Dataset entries:

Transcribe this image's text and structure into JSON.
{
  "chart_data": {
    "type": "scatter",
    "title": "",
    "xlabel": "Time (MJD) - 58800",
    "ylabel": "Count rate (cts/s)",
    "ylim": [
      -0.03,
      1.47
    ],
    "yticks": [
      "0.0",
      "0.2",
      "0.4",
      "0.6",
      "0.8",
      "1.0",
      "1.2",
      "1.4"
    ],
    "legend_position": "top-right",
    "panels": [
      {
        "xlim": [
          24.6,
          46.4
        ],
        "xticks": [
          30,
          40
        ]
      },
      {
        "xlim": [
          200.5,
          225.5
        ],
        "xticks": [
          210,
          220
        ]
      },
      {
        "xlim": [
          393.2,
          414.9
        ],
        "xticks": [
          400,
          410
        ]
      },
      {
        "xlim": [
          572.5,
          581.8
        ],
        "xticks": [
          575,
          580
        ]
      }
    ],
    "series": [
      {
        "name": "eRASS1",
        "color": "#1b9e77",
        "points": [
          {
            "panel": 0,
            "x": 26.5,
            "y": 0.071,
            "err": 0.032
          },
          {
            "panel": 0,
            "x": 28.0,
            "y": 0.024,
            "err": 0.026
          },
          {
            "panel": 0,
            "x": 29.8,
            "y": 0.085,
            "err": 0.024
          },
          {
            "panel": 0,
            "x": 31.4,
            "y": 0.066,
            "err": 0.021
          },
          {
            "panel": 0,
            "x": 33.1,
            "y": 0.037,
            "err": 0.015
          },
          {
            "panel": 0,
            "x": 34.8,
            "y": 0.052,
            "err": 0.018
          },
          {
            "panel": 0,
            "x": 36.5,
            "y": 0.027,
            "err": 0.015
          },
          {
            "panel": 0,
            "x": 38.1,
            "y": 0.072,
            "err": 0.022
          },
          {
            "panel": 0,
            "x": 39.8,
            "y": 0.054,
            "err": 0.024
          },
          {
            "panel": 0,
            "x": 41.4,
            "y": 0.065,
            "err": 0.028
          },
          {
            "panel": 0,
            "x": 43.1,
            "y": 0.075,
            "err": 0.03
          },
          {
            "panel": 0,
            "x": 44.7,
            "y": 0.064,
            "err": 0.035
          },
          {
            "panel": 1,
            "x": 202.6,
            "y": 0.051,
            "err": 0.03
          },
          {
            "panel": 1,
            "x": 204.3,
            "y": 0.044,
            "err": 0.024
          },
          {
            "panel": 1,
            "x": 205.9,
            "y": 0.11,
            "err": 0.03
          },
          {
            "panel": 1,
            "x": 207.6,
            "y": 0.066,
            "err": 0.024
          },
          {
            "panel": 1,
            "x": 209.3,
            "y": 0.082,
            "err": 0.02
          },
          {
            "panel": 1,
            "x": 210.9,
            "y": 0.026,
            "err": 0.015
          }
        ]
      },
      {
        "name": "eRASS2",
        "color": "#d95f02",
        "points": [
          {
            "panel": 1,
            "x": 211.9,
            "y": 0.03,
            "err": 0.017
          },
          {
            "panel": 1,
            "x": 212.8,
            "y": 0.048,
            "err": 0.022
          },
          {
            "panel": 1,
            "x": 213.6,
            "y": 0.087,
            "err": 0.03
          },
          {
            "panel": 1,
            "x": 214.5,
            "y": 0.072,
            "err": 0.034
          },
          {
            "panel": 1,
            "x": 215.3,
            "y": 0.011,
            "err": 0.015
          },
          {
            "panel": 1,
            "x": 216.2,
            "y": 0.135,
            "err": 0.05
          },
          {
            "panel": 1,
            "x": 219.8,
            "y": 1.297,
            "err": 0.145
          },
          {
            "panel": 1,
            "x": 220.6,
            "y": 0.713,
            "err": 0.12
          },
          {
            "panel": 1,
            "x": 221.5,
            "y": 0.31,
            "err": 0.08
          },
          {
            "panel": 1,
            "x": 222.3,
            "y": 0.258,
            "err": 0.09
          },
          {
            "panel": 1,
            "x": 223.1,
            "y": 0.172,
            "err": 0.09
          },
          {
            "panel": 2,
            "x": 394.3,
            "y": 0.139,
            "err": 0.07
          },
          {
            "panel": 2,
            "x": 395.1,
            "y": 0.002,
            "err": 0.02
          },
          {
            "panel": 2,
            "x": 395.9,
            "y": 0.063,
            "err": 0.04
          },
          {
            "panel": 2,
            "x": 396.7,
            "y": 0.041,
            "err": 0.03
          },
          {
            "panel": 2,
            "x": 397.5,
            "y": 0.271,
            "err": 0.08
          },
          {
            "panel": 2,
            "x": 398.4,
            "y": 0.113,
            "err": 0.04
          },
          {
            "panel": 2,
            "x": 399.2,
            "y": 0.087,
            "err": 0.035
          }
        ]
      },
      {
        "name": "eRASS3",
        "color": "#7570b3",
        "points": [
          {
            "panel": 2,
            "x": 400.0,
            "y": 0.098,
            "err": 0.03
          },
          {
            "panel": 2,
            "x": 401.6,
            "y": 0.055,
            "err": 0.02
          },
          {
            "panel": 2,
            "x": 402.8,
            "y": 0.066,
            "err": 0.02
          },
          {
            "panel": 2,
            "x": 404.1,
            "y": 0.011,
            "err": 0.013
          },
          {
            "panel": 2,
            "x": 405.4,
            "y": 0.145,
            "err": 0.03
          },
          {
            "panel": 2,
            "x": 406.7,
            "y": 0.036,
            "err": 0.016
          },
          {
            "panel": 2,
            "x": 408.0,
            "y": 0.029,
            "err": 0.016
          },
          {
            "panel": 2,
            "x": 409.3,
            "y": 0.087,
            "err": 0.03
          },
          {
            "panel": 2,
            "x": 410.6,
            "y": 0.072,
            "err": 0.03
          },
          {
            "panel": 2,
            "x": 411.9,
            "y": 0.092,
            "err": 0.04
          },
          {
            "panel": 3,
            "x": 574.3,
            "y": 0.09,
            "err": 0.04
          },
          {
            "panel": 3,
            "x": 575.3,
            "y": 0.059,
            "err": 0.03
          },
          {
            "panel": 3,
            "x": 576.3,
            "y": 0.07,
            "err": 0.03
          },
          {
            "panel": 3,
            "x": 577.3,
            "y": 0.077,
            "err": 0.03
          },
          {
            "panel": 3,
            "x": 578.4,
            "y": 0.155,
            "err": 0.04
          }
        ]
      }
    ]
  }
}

▶ _TASK OBJECTIVE_:
Above are several records. Count the lines among them that contain "name" and give only the total.

▶ _TASK OUTPUT_:
3